- WHAT THE TASK REQUIRES -
Print the records below word for word, but leave out the pictures.

- DATASET EXTRACT -
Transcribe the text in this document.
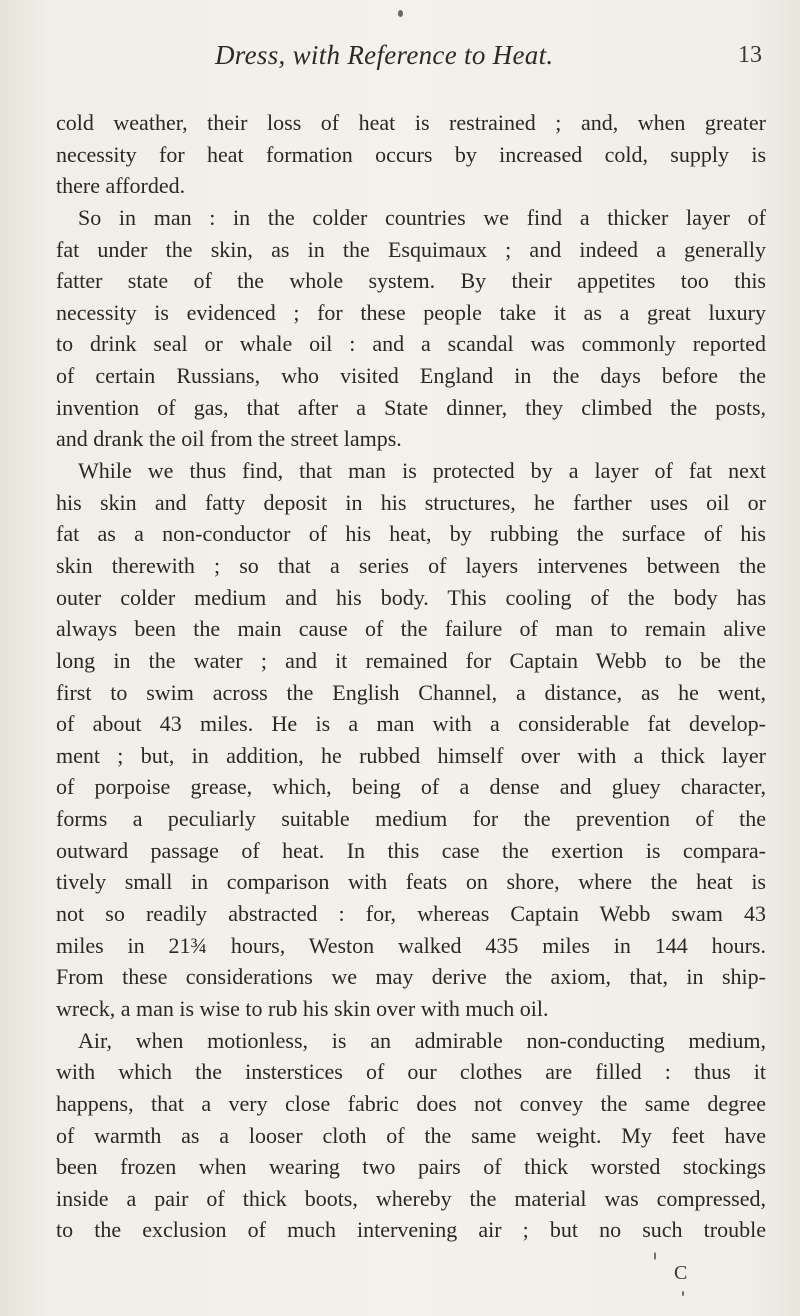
Dress, with Reference to Heat.	13
cold weather, their loss of heat is restrained ; and, when greater
necessity for heat formation occurs by increased cold, supply is
there afforded.
So in man : in the colder countries we find a thicker layer of
fat under the skin, as in the Esquimaux ; and indeed a generally
fatter state of the whole system. By their appetites too this
necessity is evidenced ; for these people take it as a great luxury
to drink seal or whale oil : and a scandal was commonly reported
of certain Russians, who visited England in the days before the
invention of gas, that after a State dinner, they climbed the posts,
and drank the oil from the street lamps.
While we thus find, that man is protected by a layer of fat next
his skin and fatty deposit in his structures, he farther uses oil or
fat as a non-conductor of his heat, by rubbing the surface of his
skin therewith ; so that a series of layers intervenes between the
outer colder medium and his body. This cooling of the body has
always been the main cause of the failure of man to remain alive
long in the water ; and it remained for Captain Webb to be the
first to swim across the English Channel, a distance, as he went,
of about 43 miles. He is a man with a considerable fat develop-
ment ; but, in addition, he rubbed himself over with a thick layer
of porpoise grease, which, being of a dense and gluey character,
forms a peculiarly suitable medium for the prevention of the
outward passage of heat. In this case the exertion is compara-
tively small in comparison with feats on shore, where the heat is
not so readily abstracted : for, whereas Captain Webb swam 43
miles in 21¾ hours, Weston walked 435 miles in 144 hours.
From these considerations we may derive the axiom, that, in ship-
wreck, a man is wise to rub his skin over with much oil.
Air, when motionless, is an admirable non-conducting medium,
with which the insterstices of our clothes are filled : thus it
happens, that a very close fabric does not convey the same degree
of warmth as a looser cloth of the same weight. My feet have
been frozen when wearing two pairs of thick worsted stockings
inside a pair of thick boots, whereby the material was compressed,
to the exclusion of much intervening air ; but no such trouble
C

- ANSWER TO THIS TASK -
Transcribe the text in this document.
Dress, with Reference to Heat.	13
cold weather, their loss of heat is restrained ; and, when greater
necessity for heat formation occurs by increased cold, supply is
there afforded.
So in man : in the colder countries we find a thicker layer of
fat under the skin, as in the Esquimaux ; and indeed a generally
fatter state of the whole system. By their appetites too this
necessity is evidenced ; for these people take it as a great luxury
to drink seal or whale oil : and a scandal was commonly reported
of certain Russians, who visited England in the days before the
invention of gas, that after a State dinner, they climbed the posts,
and drank the oil from the street lamps.
While we thus find, that man is protected by a layer of fat next
his skin and fatty deposit in his structures, he farther uses oil or
fat as a non-conductor of his heat, by rubbing the surface of his
skin therewith ; so that a series of layers intervenes between the
outer colder medium and his body. This cooling of the body has
always been the main cause of the failure of man to remain alive
long in the water ; and it remained for Captain Webb to be the
first to swim across the English Channel, a distance, as he went,
of about 43 miles. He is a man with a considerable fat develop-
ment ; but, in addition, he rubbed himself over with a thick layer
of porpoise grease, which, being of a dense and gluey character,
forms a peculiarly suitable medium for the prevention of the
outward passage of heat. In this case the exertion is compara-
tively small in comparison with feats on shore, where the heat is
not so readily abstracted : for, whereas Captain Webb swam 43
miles in 21¾ hours, Weston walked 435 miles in 144 hours.
From these considerations we may derive the axiom, that, in ship-
wreck, a man is wise to rub his skin over with much oil.
Air, when motionless, is an admirable non-conducting medium,
with which the insterstices of our clothes are filled : thus it
happens, that a very close fabric does not convey the same degree
of warmth as a looser cloth of the same weight. My feet have
been frozen when wearing two pairs of thick worsted stockings
inside a pair of thick boots, whereby the material was compressed,
to the exclusion of much intervening air ; but no such trouble
C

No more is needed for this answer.